**What to work on:** Return every line of the records below verbatim, leaving out the pictures.

╭──

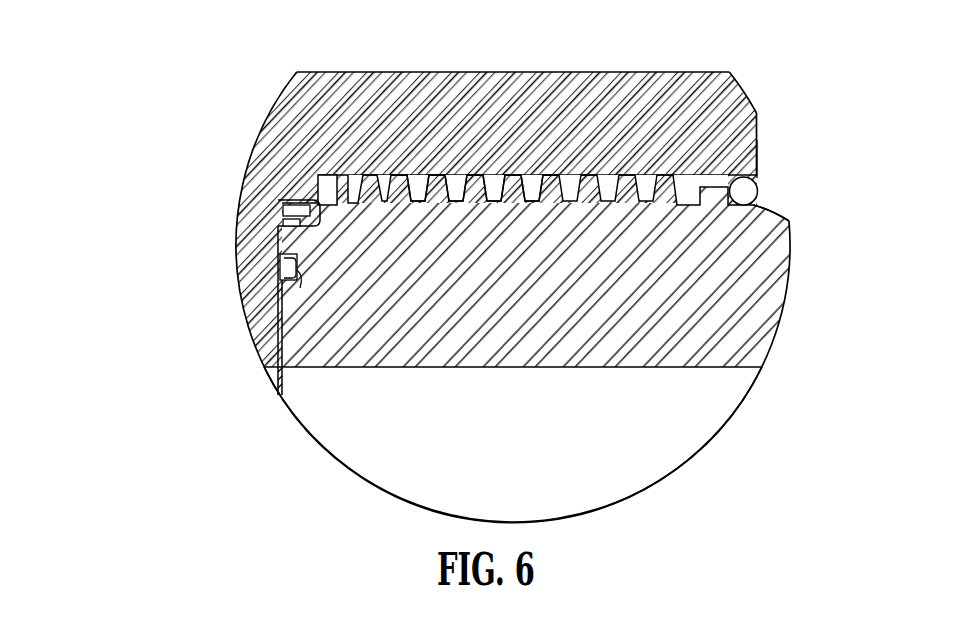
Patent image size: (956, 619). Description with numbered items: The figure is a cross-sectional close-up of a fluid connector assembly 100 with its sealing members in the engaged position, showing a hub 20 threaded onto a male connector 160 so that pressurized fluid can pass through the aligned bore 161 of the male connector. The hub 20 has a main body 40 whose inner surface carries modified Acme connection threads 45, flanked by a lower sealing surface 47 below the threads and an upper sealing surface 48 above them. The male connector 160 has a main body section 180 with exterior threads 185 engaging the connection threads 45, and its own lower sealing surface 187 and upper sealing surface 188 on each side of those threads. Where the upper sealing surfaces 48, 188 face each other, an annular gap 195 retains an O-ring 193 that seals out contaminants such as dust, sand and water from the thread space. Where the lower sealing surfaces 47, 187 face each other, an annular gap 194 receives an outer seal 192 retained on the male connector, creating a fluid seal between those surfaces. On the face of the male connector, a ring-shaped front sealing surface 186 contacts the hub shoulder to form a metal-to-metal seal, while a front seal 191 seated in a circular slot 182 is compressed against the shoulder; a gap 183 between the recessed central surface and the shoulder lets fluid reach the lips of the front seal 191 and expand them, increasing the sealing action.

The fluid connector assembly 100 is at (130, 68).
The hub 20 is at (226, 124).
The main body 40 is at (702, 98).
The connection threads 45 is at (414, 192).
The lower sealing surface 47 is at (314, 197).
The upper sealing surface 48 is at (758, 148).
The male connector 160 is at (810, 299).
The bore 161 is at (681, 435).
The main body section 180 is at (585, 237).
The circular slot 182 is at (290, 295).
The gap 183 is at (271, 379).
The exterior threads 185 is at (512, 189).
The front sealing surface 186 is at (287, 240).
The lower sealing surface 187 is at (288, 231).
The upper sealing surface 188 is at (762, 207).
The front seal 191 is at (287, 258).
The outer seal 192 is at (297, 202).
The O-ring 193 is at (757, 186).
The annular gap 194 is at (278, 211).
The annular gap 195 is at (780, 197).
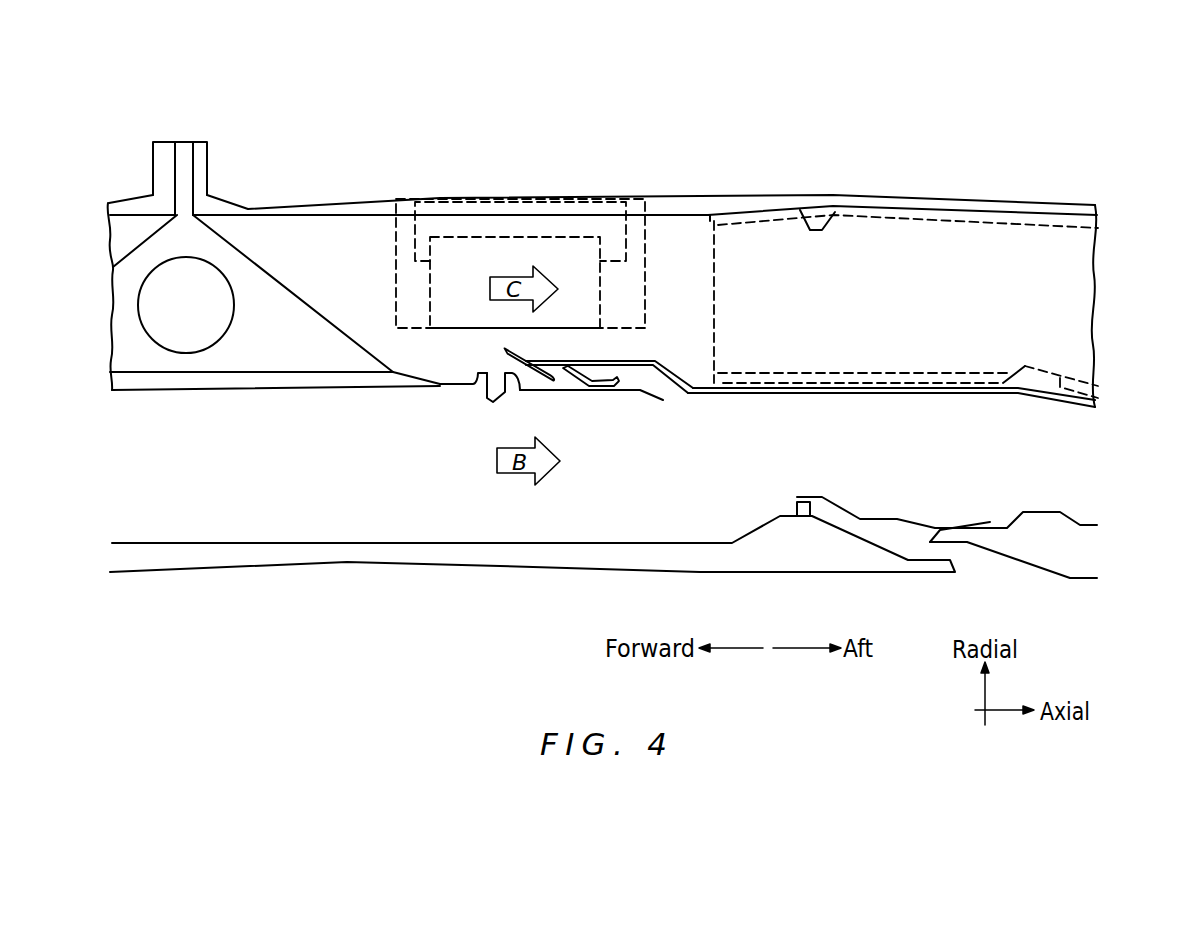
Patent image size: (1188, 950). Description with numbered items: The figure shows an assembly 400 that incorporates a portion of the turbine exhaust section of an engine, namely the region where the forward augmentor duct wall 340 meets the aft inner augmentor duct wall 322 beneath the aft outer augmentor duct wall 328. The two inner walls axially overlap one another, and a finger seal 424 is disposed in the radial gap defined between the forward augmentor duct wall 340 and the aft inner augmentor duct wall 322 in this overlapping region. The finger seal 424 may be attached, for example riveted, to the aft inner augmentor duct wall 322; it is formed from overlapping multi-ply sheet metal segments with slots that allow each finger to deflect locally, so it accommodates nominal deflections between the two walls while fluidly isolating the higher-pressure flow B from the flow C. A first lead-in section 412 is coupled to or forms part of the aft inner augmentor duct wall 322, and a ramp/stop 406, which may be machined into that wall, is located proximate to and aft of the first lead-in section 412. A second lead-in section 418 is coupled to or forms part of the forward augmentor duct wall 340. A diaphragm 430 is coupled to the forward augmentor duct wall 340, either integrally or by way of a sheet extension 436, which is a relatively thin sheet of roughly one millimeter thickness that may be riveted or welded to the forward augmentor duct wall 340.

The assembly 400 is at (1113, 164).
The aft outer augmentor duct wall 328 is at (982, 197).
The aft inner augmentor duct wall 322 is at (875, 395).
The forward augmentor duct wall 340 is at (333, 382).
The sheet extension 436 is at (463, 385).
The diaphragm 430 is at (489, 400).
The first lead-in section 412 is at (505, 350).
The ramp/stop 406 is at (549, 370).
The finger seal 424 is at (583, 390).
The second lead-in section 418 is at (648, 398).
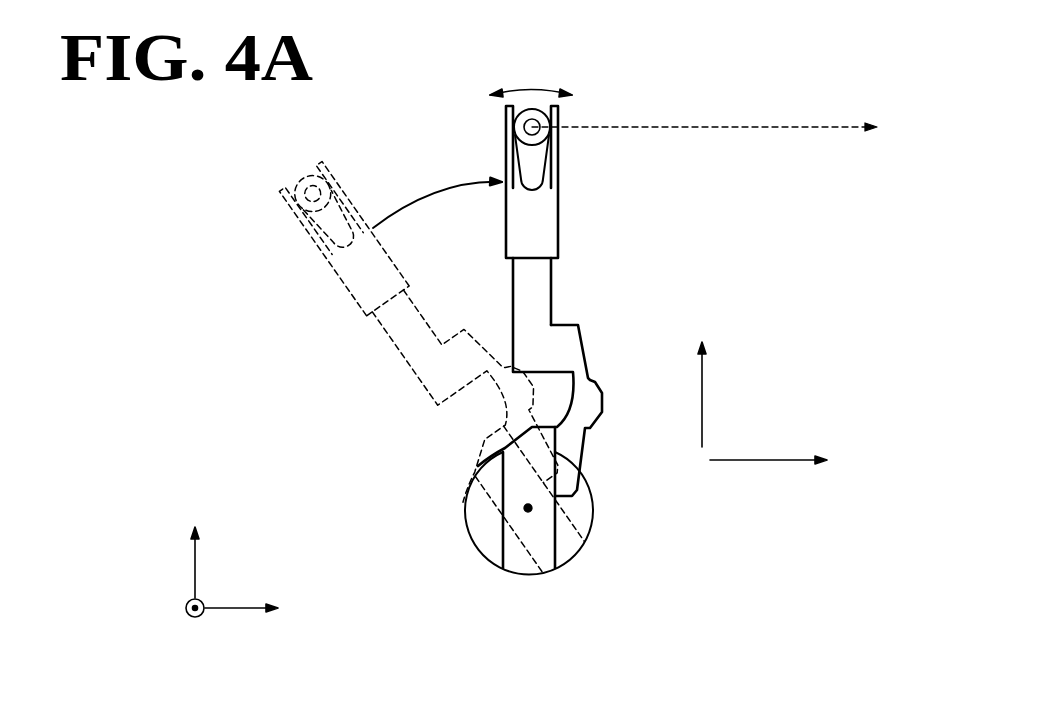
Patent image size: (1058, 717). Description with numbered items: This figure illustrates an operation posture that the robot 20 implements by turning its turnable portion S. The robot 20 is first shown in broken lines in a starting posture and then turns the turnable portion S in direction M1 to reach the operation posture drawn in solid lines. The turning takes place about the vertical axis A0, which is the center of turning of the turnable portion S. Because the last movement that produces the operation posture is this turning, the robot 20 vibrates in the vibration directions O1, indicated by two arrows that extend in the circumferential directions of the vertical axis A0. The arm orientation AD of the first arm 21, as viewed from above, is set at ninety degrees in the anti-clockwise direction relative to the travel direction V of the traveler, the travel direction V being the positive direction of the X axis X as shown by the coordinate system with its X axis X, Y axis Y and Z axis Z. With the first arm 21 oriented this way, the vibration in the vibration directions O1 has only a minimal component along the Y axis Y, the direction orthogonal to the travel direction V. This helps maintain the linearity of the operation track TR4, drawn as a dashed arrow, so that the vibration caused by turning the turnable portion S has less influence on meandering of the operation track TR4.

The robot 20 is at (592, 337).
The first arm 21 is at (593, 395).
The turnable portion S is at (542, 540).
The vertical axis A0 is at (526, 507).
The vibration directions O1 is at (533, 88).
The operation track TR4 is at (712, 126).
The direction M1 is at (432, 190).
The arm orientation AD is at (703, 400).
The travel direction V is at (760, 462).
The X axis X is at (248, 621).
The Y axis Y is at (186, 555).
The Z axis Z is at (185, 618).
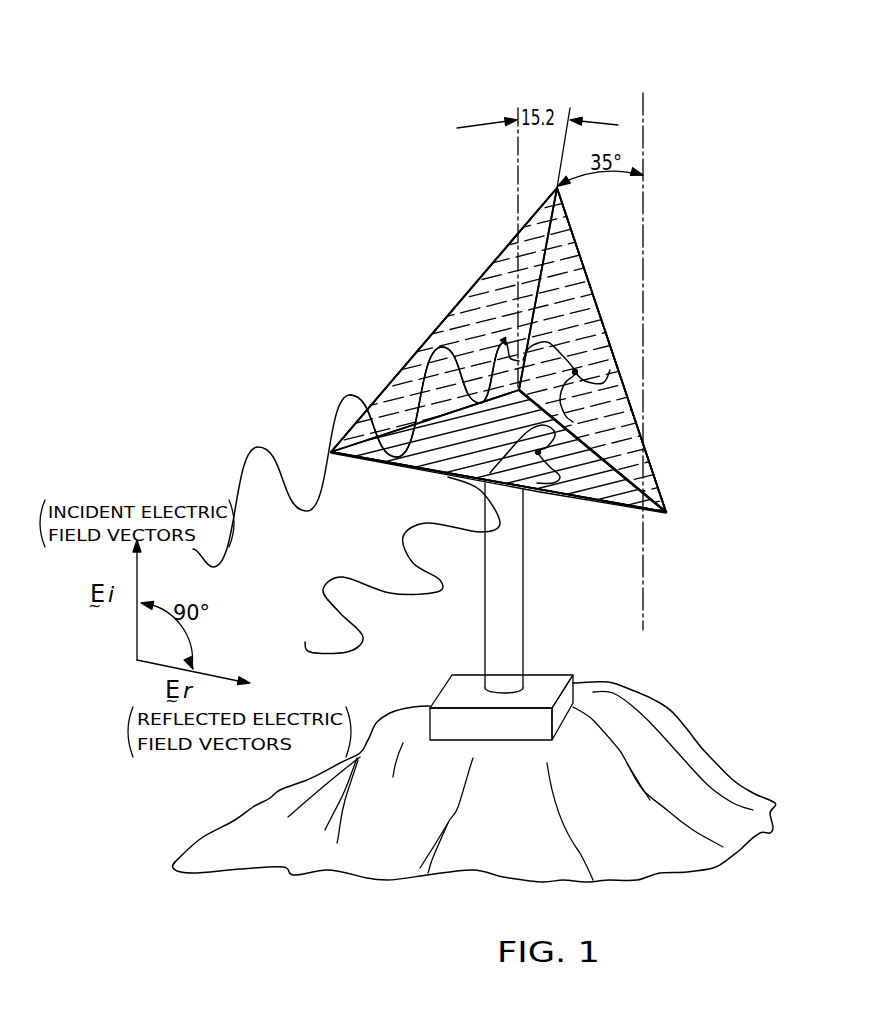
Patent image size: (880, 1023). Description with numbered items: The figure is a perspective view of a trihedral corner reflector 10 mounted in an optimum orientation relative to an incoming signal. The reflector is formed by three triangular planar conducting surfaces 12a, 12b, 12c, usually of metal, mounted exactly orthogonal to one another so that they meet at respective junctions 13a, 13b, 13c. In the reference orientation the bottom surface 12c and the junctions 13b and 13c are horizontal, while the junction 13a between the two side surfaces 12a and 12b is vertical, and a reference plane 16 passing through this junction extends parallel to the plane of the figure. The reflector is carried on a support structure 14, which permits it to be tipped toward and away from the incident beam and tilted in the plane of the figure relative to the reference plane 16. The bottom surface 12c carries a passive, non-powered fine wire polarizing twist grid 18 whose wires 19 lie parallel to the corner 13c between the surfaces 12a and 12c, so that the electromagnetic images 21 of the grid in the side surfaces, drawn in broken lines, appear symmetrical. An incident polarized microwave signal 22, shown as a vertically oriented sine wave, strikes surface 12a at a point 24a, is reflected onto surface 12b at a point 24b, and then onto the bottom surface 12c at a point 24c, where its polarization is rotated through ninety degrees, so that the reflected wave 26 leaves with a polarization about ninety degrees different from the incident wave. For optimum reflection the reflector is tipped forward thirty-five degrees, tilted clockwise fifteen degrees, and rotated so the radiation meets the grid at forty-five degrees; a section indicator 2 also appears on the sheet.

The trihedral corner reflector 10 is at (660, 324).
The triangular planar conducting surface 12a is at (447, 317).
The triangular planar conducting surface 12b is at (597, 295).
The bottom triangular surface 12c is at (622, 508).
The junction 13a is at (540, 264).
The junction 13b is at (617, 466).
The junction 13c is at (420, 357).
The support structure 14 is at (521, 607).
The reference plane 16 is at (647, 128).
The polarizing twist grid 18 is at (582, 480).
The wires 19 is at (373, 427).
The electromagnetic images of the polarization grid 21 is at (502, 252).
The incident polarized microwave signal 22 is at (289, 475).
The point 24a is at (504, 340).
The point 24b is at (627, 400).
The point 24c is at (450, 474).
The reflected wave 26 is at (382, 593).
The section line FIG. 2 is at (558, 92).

╰──

**Finished answer:**
Patent image size: (956, 619). Description with numbered items: The figure is a cross-sectional close-up of a fluid connector assembly 100 with its sealing members in the engaged position, showing a hub 20 threaded onto a male connector 160 so that pressurized fluid can pass through the aligned bore 161 of the male connector. The hub 20 has a main body 40 whose inner surface carries modified Acme connection threads 45, flanked by a lower sealing surface 47 below the threads and an upper sealing surface 48 above them. The male connector 160 has a main body section 180 with exterior threads 185 engaging the connection threads 45, and its own lower sealing surface 187 and upper sealing surface 188 on each side of those threads. Where the upper sealing surfaces 48, 188 face each other, an annular gap 195 retains an O-ring 193 that seals out contaminants such as dust, sand and water from the thread space. Where the lower sealing surfaces 47, 187 face each other, an annular gap 194 receives an outer seal 192 retained on the male connector, creating a fluid seal between those surfaces. On the face of the male connector, a ring-shaped front sealing surface 186 contacts the hub shoulder to form a metal-to-metal seal, while a front seal 191 seated in a circular slot 182 is compressed against the shoulder; a gap 183 between the recessed central surface and the shoulder lets fluid reach the lips of the front seal 191 and expand them, increasing the sealing action.

The fluid connector assembly 100 is at (130, 68).
The hub 20 is at (226, 124).
The main body 40 is at (702, 98).
The connection threads 45 is at (414, 192).
The lower sealing surface 47 is at (314, 197).
The upper sealing surface 48 is at (758, 148).
The male connector 160 is at (810, 299).
The bore 161 is at (681, 435).
The main body section 180 is at (585, 237).
The circular slot 182 is at (290, 295).
The gap 183 is at (271, 379).
The exterior threads 185 is at (512, 189).
The front sealing surface 186 is at (287, 240).
The lower sealing surface 187 is at (288, 231).
The upper sealing surface 188 is at (762, 207).
The front seal 191 is at (287, 258).
The outer seal 192 is at (297, 202).
The O-ring 193 is at (757, 186).
The annular gap 194 is at (278, 211).
The annular gap 195 is at (780, 197).
Patent image size: (1188, 950). Description with numbered items: The figure shows an assembly 400 that incorporates a portion of the turbine exhaust section of an engine, namely the region where the forward augmentor duct wall 340 meets the aft inner augmentor duct wall 322 beneath the aft outer augmentor duct wall 328. The two inner walls axially overlap one another, and a finger seal 424 is disposed in the radial gap defined between the forward augmentor duct wall 340 and the aft inner augmentor duct wall 322 in this overlapping region. The finger seal 424 may be attached, for example riveted, to the aft inner augmentor duct wall 322; it is formed from overlapping multi-ply sheet metal segments with slots that allow each finger to deflect locally, so it accommodates nominal deflections between the two walls while fluidly isolating the higher-pressure flow B from the flow C. A first lead-in section 412 is coupled to or forms part of the aft inner augmentor duct wall 322, and a ramp/stop 406, which may be machined into that wall, is located proximate to and aft of the first lead-in section 412. A second lead-in section 418 is coupled to or forms part of the forward augmentor duct wall 340. A diaphragm 430 is coupled to the forward augmentor duct wall 340, either integrally or by way of a sheet extension 436, which is a relatively thin sheet of roughly one millimeter thickness that may be riveted or welded to the forward augmentor duct wall 340.

The assembly 400 is at (1113, 164).
The aft outer augmentor duct wall 328 is at (982, 197).
The aft inner augmentor duct wall 322 is at (875, 395).
The forward augmentor duct wall 340 is at (333, 382).
The sheet extension 436 is at (463, 385).
The diaphragm 430 is at (489, 400).
The first lead-in section 412 is at (505, 350).
The ramp/stop 406 is at (549, 370).
The finger seal 424 is at (583, 390).
The second lead-in section 418 is at (648, 398).
Patent image size: (1058, 717). Description with numbered items: This figure illustrates an operation posture that the robot 20 implements by turning its turnable portion S. The robot 20 is first shown in broken lines in a starting posture and then turns the turnable portion S in direction M1 to reach the operation posture drawn in solid lines. The turning takes place about the vertical axis A0, which is the center of turning of the turnable portion S. Because the last movement that produces the operation posture is this turning, the robot 20 vibrates in the vibration directions O1, indicated by two arrows that extend in the circumferential directions of the vertical axis A0. The arm orientation AD of the first arm 21, as viewed from above, is set at ninety degrees in the anti-clockwise direction relative to the travel direction V of the traveler, the travel direction V being the positive direction of the X axis X as shown by the coordinate system with its X axis X, Y axis Y and Z axis Z. With the first arm 21 oriented this way, the vibration in the vibration directions O1 has only a minimal component along the Y axis Y, the direction orthogonal to the travel direction V. This helps maintain the linearity of the operation track TR4, drawn as a dashed arrow, so that the vibration caused by turning the turnable portion S has less influence on meandering of the operation track TR4.

The robot 20 is at (592, 337).
The first arm 21 is at (593, 395).
The turnable portion S is at (542, 540).
The vertical axis A0 is at (526, 507).
The vibration directions O1 is at (533, 88).
The operation track TR4 is at (712, 126).
The direction M1 is at (432, 190).
The arm orientation AD is at (703, 400).
The travel direction V is at (760, 462).
The X axis X is at (248, 621).
The Y axis Y is at (186, 555).
The Z axis Z is at (185, 618).
Patent image size: (880, 1023). Description with numbered items: The figure is a perspective view of a trihedral corner reflector 10 mounted in an optimum orientation relative to an incoming signal. The reflector is formed by three triangular planar conducting surfaces 12a, 12b, 12c, usually of metal, mounted exactly orthogonal to one another so that they meet at respective junctions 13a, 13b, 13c. In the reference orientation the bottom surface 12c and the junctions 13b and 13c are horizontal, while the junction 13a between the two side surfaces 12a and 12b is vertical, and a reference plane 16 passing through this junction extends parallel to the plane of the figure. The reflector is carried on a support structure 14, which permits it to be tipped toward and away from the incident beam and tilted in the plane of the figure relative to the reference plane 16. The bottom surface 12c carries a passive, non-powered fine wire polarizing twist grid 18 whose wires 19 lie parallel to the corner 13c between the surfaces 12a and 12c, so that the electromagnetic images 21 of the grid in the side surfaces, drawn in broken lines, appear symmetrical. An incident polarized microwave signal 22, shown as a vertically oriented sine wave, strikes surface 12a at a point 24a, is reflected onto surface 12b at a point 24b, and then onto the bottom surface 12c at a point 24c, where its polarization is rotated through ninety degrees, so that the reflected wave 26 leaves with a polarization about ninety degrees different from the incident wave. For optimum reflection the reflector is tipped forward thirty-five degrees, tilted clockwise fifteen degrees, and rotated so the radiation meets the grid at forty-five degrees; a section indicator 2 also appears on the sheet.

The trihedral corner reflector 10 is at (660, 324).
The triangular planar conducting surface 12a is at (447, 317).
The triangular planar conducting surface 12b is at (597, 295).
The bottom triangular surface 12c is at (622, 508).
The junction 13a is at (540, 264).
The junction 13b is at (617, 466).
The junction 13c is at (420, 357).
The support structure 14 is at (521, 607).
The reference plane 16 is at (647, 128).
The polarizing twist grid 18 is at (582, 480).
The wires 19 is at (373, 427).
The electromagnetic images of the polarization grid 21 is at (502, 252).
The incident polarized microwave signal 22 is at (289, 475).
The point 24a is at (504, 340).
The point 24b is at (627, 400).
The point 24c is at (450, 474).
The reflected wave 26 is at (382, 593).
The section line FIG. 2 is at (558, 92).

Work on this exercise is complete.